-- Start of Dataset excerpts --

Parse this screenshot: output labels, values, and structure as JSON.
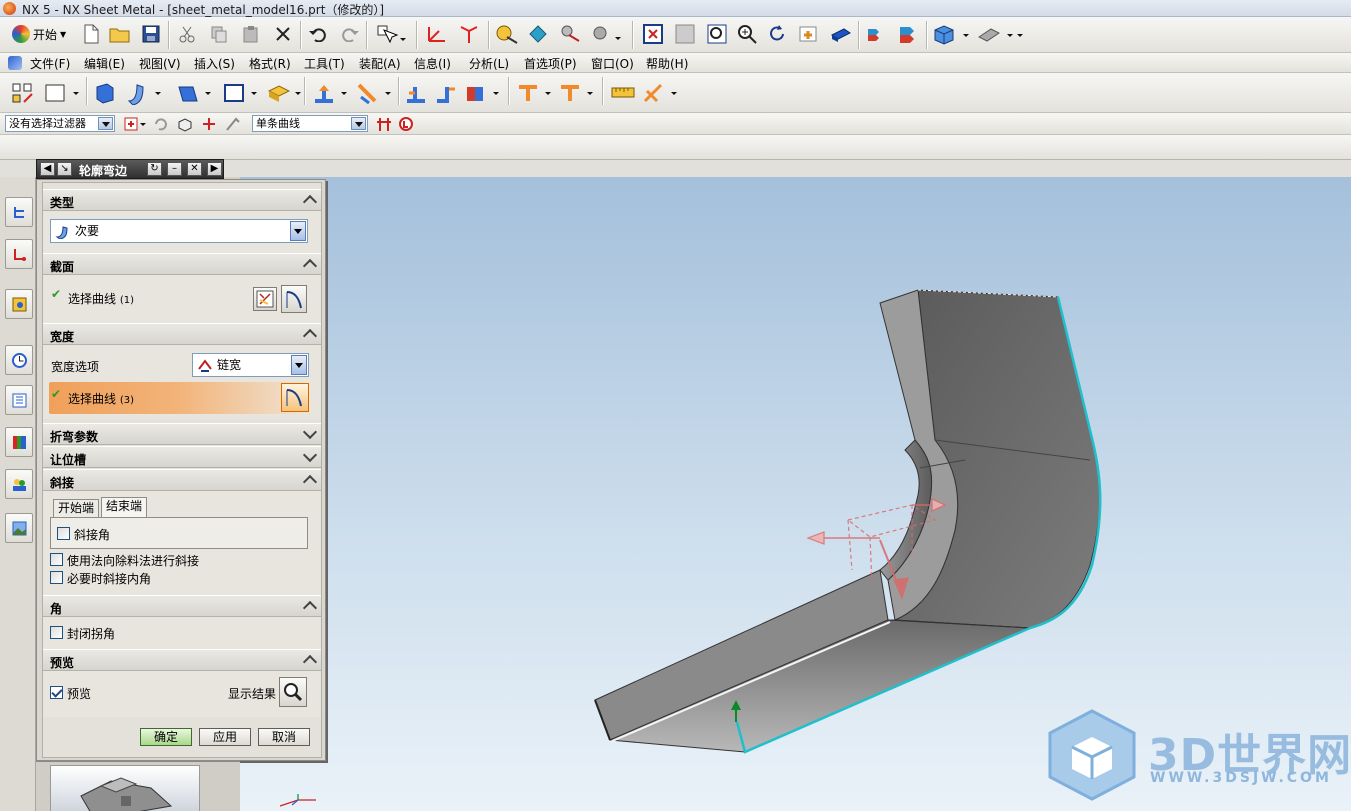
{
  "window": {
    "title": "NX 5 - NX Sheet Metal - [sheet_metal_model16.prt（修改的）]"
  },
  "toolbar": {
    "start_label": "开始"
  },
  "menu": {
    "items": [
      "文件(F)",
      "编辑(E)",
      "视图(V)",
      "插入(S)",
      "格式(R)",
      "工具(T)",
      "装配(A)",
      "信息(I)",
      "分析(L)",
      "首选项(P)",
      "窗口(O)",
      "帮助(H)"
    ]
  },
  "selection_bar": {
    "filter": "没有选择过滤器",
    "curve_rule": "单条曲线"
  },
  "dialog": {
    "title": "轮廓弯边",
    "type": {
      "header": "类型",
      "value": "次要"
    },
    "section": {
      "header": "截面",
      "select_label": "选择曲线",
      "select_count": "(1)"
    },
    "width": {
      "header": "宽度",
      "option_label": "宽度选项",
      "option_value": "链宽",
      "select_label": "选择曲线",
      "select_count": "(3)"
    },
    "bend_params": {
      "header": "折弯参数"
    },
    "relief": {
      "header": "让位槽"
    },
    "miter": {
      "header": "斜接",
      "tabs": [
        "开始端",
        "结束端"
      ],
      "miter_angle": "斜接角",
      "use_normal": "使用法向除料法进行斜接",
      "inner_corner": "必要时斜接内角"
    },
    "corner": {
      "header": "角",
      "closed_corner": "封闭拐角"
    },
    "preview": {
      "header": "预览",
      "preview_label": "预览",
      "show_result": "显示结果"
    },
    "buttons": {
      "ok": "确定",
      "apply": "应用",
      "cancel": "取消"
    }
  },
  "watermark": {
    "brand": "3D世界网",
    "url": "WWW.3DSJW.COM"
  },
  "colors": {
    "accent_orange": "#f0a05a",
    "edge_highlight": "#1fb8c8",
    "part_gray": "#6f6f6f",
    "viewport_top": "#a4c0db"
  },
  "icons": [
    "new-icon",
    "open-icon",
    "save-icon",
    "cut-icon",
    "copy-icon",
    "paste-icon",
    "delete-icon",
    "undo-icon",
    "redo-icon",
    "select-icon",
    "fit-icon",
    "zoom-icon",
    "rotate-icon",
    "pan-icon",
    "shaded-icon",
    "sketch-icon",
    "flange-icon",
    "contour-flange-icon",
    "bend-icon",
    "unbend-icon",
    "measure-icon"
  ]
}
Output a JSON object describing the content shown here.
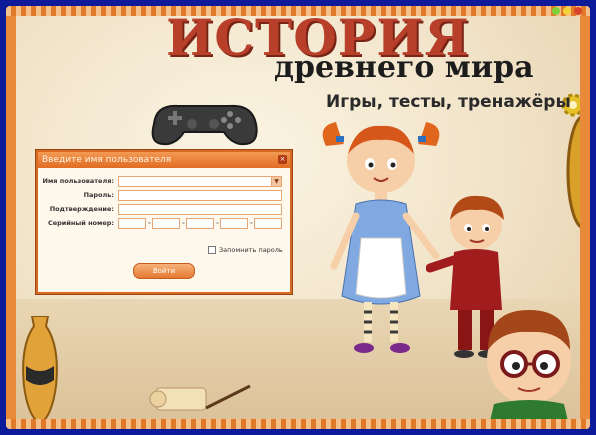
{
  "title": {
    "main": "ИСТОРИЯ",
    "sub": "древнего мира",
    "tagline": "Игры, тесты, тренажёры"
  },
  "window_controls": [
    "minimize-icon",
    "maximize-icon",
    "close-icon"
  ],
  "login_dialog": {
    "title": "Введите имя пользователя",
    "username_label": "Имя пользователя:",
    "username_value": "",
    "password_label": "Пароль:",
    "password_value": "",
    "confirm_label": "Подтверждение:",
    "confirm_value": "",
    "serial_label": "Серийный номер:",
    "serial_parts": [
      "",
      "",
      "",
      "",
      ""
    ],
    "serial_separator": "-",
    "remember_label": "Запомнить пароль",
    "remember_checked": false,
    "login_button": "Войти"
  },
  "colors": {
    "frame": "#e98a3a",
    "outer_background": "#0d1a9a",
    "title_red": "#b8402a",
    "dialog_header": "#e06c22"
  }
}
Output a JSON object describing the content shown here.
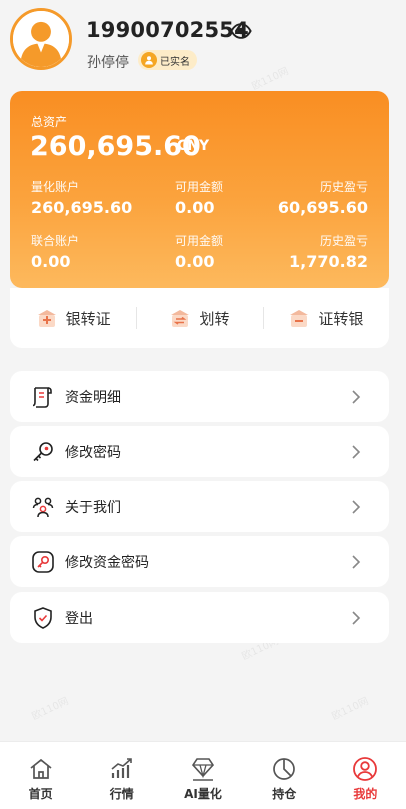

-- End of Dataset excerpts --

Aim of the exercise: In your copy of the records, include no pictures; repeat everything else exactly.

Response to the task:
Parse this screenshot: output labels, values, and structure as JSON.
{
  "window": {
    "title": "NX 5 - NX Sheet Metal - [sheet_metal_model16.prt（修改的）]"
  },
  "toolbar": {
    "start_label": "开始"
  },
  "menu": {
    "items": [
      "文件(F)",
      "编辑(E)",
      "视图(V)",
      "插入(S)",
      "格式(R)",
      "工具(T)",
      "装配(A)",
      "信息(I)",
      "分析(L)",
      "首选项(P)",
      "窗口(O)",
      "帮助(H)"
    ]
  },
  "selection_bar": {
    "filter": "没有选择过滤器",
    "curve_rule": "单条曲线"
  },
  "dialog": {
    "title": "轮廓弯边",
    "type": {
      "header": "类型",
      "value": "次要"
    },
    "section": {
      "header": "截面",
      "select_label": "选择曲线",
      "select_count": "(1)"
    },
    "width": {
      "header": "宽度",
      "option_label": "宽度选项",
      "option_value": "链宽",
      "select_label": "选择曲线",
      "select_count": "(3)"
    },
    "bend_params": {
      "header": "折弯参数"
    },
    "relief": {
      "header": "让位槽"
    },
    "miter": {
      "header": "斜接",
      "tabs": [
        "开始端",
        "结束端"
      ],
      "miter_angle": "斜接角",
      "use_normal": "使用法向除料法进行斜接",
      "inner_corner": "必要时斜接内角"
    },
    "corner": {
      "header": "角",
      "closed_corner": "封闭拐角"
    },
    "preview": {
      "header": "预览",
      "preview_label": "预览",
      "show_result": "显示结果"
    },
    "buttons": {
      "ok": "确定",
      "apply": "应用",
      "cancel": "取消"
    }
  },
  "watermark": {
    "brand": "3D世界网",
    "url": "WWW.3DSJW.COM"
  },
  "colors": {
    "accent_orange": "#f0a05a",
    "edge_highlight": "#1fb8c8",
    "part_gray": "#6f6f6f",
    "viewport_top": "#a4c0db"
  },
  "icons": [
    "new-icon",
    "open-icon",
    "save-icon",
    "cut-icon",
    "copy-icon",
    "paste-icon",
    "delete-icon",
    "undo-icon",
    "redo-icon",
    "select-icon",
    "fit-icon",
    "zoom-icon",
    "rotate-icon",
    "pan-icon",
    "shaded-icon",
    "sketch-icon",
    "flange-icon",
    "contour-flange-icon",
    "bend-icon",
    "unbend-icon",
    "measure-icon"
  ]
}
Output a JSON object describing the content shown here.
{
  "title": {
    "main": "ИСТОРИЯ",
    "sub": "древнего мира",
    "tagline": "Игры, тесты, тренажёры"
  },
  "window_controls": [
    "minimize-icon",
    "maximize-icon",
    "close-icon"
  ],
  "login_dialog": {
    "title": "Введите имя пользователя",
    "username_label": "Имя пользователя:",
    "username_value": "",
    "password_label": "Пароль:",
    "password_value": "",
    "confirm_label": "Подтверждение:",
    "confirm_value": "",
    "serial_label": "Серийный номер:",
    "serial_parts": [
      "",
      "",
      "",
      "",
      ""
    ],
    "serial_separator": "-",
    "remember_label": "Запомнить пароль",
    "remember_checked": false,
    "login_button": "Войти"
  },
  "colors": {
    "frame": "#e98a3a",
    "outer_background": "#0d1a9a",
    "title_red": "#b8402a",
    "dialog_header": "#e06c22"
  }
}
Output a JSON object describing the content shown here.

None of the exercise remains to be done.